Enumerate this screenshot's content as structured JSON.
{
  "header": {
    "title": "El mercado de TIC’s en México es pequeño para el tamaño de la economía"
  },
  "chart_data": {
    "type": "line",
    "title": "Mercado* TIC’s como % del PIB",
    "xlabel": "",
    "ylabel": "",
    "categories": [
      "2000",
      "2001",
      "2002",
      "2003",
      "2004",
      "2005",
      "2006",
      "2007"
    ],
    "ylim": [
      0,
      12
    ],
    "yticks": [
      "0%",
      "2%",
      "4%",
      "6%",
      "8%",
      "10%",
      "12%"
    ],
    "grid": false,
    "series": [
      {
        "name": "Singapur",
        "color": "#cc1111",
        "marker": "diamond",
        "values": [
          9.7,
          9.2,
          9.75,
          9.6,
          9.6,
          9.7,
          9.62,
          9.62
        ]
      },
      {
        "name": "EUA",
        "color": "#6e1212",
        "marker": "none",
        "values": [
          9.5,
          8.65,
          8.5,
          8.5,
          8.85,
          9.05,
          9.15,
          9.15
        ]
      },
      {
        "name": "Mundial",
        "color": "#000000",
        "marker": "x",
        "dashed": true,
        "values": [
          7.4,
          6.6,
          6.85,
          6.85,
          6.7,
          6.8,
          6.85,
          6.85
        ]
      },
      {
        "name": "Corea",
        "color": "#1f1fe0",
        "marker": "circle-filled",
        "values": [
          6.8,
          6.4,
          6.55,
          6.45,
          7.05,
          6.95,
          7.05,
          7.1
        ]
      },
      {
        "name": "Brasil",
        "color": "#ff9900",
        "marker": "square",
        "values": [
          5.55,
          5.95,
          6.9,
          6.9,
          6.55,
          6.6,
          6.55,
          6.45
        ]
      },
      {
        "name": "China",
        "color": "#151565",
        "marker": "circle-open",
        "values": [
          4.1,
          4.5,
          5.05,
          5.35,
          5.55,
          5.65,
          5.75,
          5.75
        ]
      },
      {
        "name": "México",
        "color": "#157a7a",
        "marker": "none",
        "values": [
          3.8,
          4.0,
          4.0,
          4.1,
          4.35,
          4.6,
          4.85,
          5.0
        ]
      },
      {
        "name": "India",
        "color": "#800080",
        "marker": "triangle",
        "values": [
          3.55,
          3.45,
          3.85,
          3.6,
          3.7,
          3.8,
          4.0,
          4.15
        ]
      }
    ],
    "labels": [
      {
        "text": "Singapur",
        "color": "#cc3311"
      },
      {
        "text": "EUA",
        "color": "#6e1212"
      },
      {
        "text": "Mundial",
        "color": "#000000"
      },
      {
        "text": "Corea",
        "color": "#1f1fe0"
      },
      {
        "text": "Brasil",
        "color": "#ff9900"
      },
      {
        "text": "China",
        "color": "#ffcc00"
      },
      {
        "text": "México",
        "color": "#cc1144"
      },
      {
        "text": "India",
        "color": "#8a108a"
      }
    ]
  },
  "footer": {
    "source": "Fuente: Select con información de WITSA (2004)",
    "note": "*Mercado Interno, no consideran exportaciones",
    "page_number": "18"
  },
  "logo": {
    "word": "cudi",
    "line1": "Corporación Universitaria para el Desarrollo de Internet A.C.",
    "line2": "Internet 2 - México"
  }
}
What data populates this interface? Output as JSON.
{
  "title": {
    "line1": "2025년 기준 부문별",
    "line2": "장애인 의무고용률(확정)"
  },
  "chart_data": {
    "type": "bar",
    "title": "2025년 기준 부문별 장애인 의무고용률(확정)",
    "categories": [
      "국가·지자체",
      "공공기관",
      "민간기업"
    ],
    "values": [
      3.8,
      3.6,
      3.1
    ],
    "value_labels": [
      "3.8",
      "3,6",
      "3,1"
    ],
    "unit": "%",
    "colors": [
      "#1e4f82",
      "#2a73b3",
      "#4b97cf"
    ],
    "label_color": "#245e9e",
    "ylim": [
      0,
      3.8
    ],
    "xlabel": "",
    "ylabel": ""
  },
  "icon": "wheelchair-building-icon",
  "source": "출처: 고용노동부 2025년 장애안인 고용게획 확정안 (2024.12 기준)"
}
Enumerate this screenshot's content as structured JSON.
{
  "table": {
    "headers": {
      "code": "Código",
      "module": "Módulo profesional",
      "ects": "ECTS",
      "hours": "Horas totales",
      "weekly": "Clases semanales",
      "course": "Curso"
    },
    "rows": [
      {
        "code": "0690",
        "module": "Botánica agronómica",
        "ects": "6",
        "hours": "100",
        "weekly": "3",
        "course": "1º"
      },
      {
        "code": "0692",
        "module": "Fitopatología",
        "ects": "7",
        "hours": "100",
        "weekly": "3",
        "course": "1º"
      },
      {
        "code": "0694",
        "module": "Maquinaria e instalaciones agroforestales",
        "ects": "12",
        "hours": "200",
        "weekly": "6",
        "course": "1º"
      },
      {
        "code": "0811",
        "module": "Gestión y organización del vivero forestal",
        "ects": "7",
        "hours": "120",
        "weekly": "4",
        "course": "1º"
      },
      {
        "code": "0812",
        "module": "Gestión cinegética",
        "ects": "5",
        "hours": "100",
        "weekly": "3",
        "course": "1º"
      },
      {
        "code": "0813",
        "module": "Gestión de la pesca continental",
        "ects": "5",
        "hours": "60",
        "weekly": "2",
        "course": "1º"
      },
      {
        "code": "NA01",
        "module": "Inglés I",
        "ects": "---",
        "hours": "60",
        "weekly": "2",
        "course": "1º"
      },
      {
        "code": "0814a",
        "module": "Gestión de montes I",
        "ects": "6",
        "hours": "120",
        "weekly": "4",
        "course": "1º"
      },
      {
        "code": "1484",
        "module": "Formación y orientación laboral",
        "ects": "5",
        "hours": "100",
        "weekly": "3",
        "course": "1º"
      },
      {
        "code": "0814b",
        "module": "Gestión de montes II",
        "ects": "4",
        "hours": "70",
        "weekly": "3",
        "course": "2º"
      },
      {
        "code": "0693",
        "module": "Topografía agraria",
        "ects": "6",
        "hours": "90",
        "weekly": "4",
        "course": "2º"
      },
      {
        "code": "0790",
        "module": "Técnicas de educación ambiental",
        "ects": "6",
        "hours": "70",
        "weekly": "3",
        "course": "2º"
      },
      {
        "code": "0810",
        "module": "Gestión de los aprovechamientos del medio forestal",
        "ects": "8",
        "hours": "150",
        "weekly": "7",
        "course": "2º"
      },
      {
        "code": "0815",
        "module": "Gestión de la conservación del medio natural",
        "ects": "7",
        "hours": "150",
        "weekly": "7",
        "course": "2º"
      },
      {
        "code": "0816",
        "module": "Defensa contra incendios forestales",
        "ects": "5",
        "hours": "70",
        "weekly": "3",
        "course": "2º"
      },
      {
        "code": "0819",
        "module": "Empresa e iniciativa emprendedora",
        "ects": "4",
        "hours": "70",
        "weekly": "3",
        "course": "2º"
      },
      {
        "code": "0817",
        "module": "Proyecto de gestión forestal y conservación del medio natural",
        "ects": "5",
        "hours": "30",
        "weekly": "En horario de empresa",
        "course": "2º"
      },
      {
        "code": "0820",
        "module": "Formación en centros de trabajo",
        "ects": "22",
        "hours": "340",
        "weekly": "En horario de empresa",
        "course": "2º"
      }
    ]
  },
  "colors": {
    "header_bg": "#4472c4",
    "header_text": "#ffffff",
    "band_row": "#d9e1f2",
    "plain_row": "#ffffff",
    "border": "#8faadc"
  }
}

+ + + + + + +

Look through the records and gather every line containing "Internet".

Finished exercise:
    "line1": "Corporación Universitaria para el Desarrollo de Internet A.C.",
    "line2": "Internet 2 - México"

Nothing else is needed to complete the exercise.